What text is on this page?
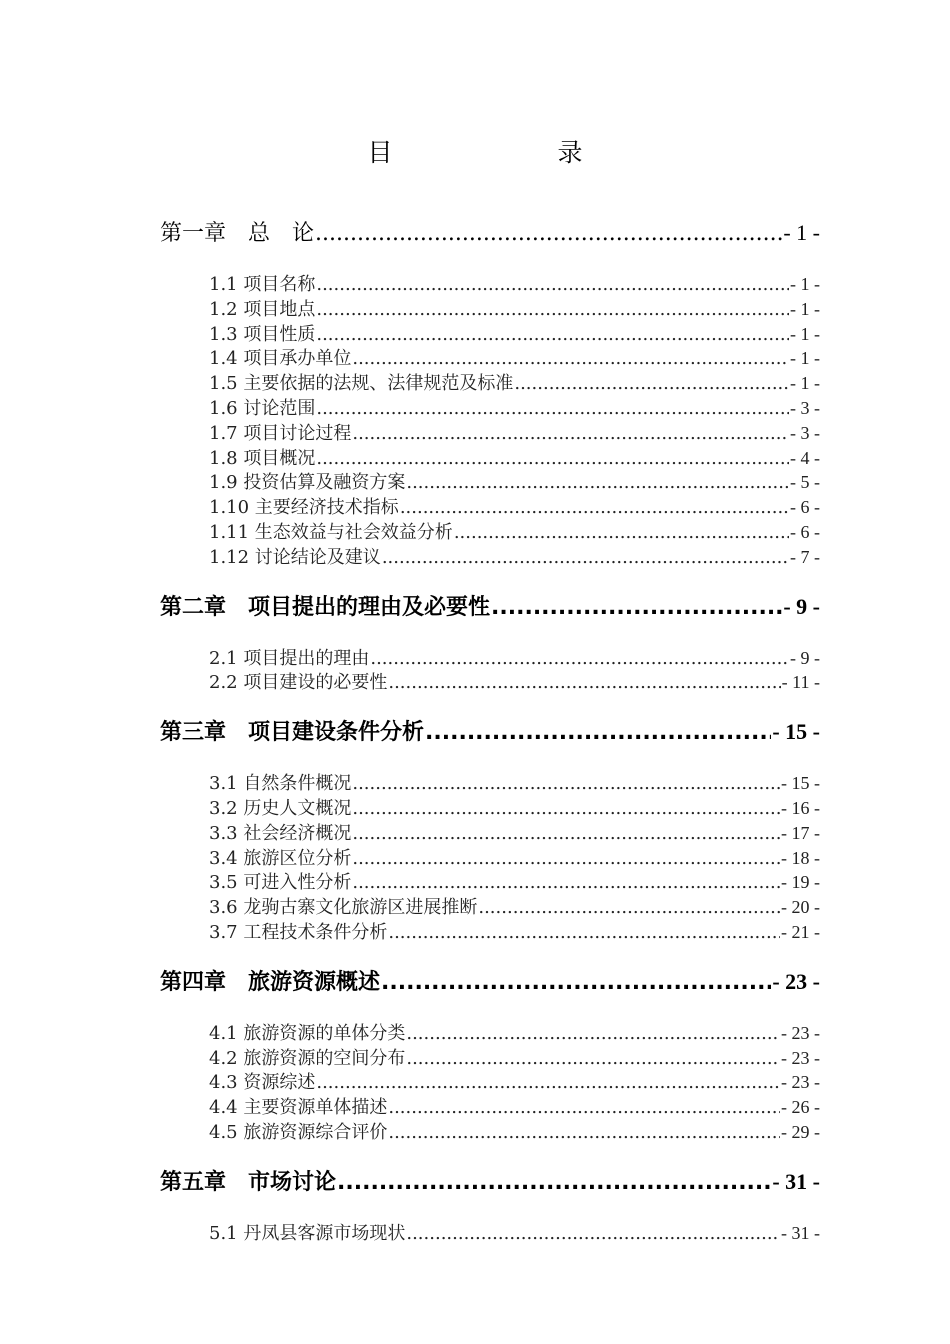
目　录
第一章 总　论 .....	- 1 -
1.1 项目名称 .....	- 1 -
1.2 项目地点 .....	- 1 -
1.3 项目性质 .....	- 1 -
1.4 项目承办单位 .....	- 1 -
1.5 主要依据的法规、法律规范及标准 .....	- 1 -
1.6 讨论范围 .....	- 3 -
1.7 项目讨论过程 .....	- 3 -
1.8 项目概况 .....	- 4 -
1.9 投资估算及融资方案 .....	- 5 -
1.10 主要经济技术指标 .....	- 6 -
1.11 生态效益与社会效益分析 .....	- 6 -
1.12 讨论结论及建议 .....	- 7 -
第二章 项目提出的理由及必要性 .....	- 9 -
2.1 项目提出的理由 .....	- 9 -
2.2 项目建设的必要性 .....	- 11 -
第三章 项目建设条件分析 .....	- 15 -
3.1 自然条件概况 .....	- 15 -
3.2 历史人文概况 .....	- 16 -
3.3 社会经济概况 .....	- 17 -
3.4 旅游区位分析 .....	- 18 -
3.5 可进入性分析 .....	- 19 -
3.6 龙驹古寨文化旅游区进展推断 .....	- 20 -
3.7 工程技术条件分析 .....	- 21 -
第四章 旅游资源概述 .....	- 23 -
4.1 旅游资源的单体分类 .....	- 23 -
4.2 旅游资源的空间分布 .....	- 23 -
4.3 资源综述 .....	- 23 -
4.4 主要资源单体描述 .....	- 26 -
4.5 旅游资源综合评价 .....	- 29 -
第五章 市场讨论 .....	- 31 -
5.1 丹凤县客源市场现状 .....	- 31 -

==*==

TASK STATEMENT - Copy every line of the data exactly as written, excluding the pictures.

IN RESPONSE -
What text is on this page?
目　录
第一章 总　论 .....	- 1 -
1.1 项目名称 .....	- 1 -
1.2 项目地点 .....	- 1 -
1.3 项目性质 .....	- 1 -
1.4 项目承办单位 .....	- 1 -
1.5 主要依据的法规、法律规范及标准 .....	- 1 -
1.6 讨论范围 .....	- 3 -
1.7 项目讨论过程 .....	- 3 -
1.8 项目概况 .....	- 4 -
1.9 投资估算及融资方案 .....	- 5 -
1.10 主要经济技术指标 .....	- 6 -
1.11 生态效益与社会效益分析 .....	- 6 -
1.12 讨论结论及建议 .....	- 7 -
第二章 项目提出的理由及必要性 .....	- 9 -
2.1 项目提出的理由 .....	- 9 -
2.2 项目建设的必要性 .....	- 11 -
第三章 项目建设条件分析 .....	- 15 -
3.1 自然条件概况 .....	- 15 -
3.2 历史人文概况 .....	- 16 -
3.3 社会经济概况 .....	- 17 -
3.4 旅游区位分析 .....	- 18 -
3.5 可进入性分析 .....	- 19 -
3.6 龙驹古寨文化旅游区进展推断 .....	- 20 -
3.7 工程技术条件分析 .....	- 21 -
第四章 旅游资源概述 .....	- 23 -
4.1 旅游资源的单体分类 .....	- 23 -
4.2 旅游资源的空间分布 .....	- 23 -
4.3 资源综述 .....	- 23 -
4.4 主要资源单体描述 .....	- 26 -
4.5 旅游资源综合评价 .....	- 29 -
第五章 市场讨论 .....	- 31 -
5.1 丹凤县客源市场现状 .....	- 31 -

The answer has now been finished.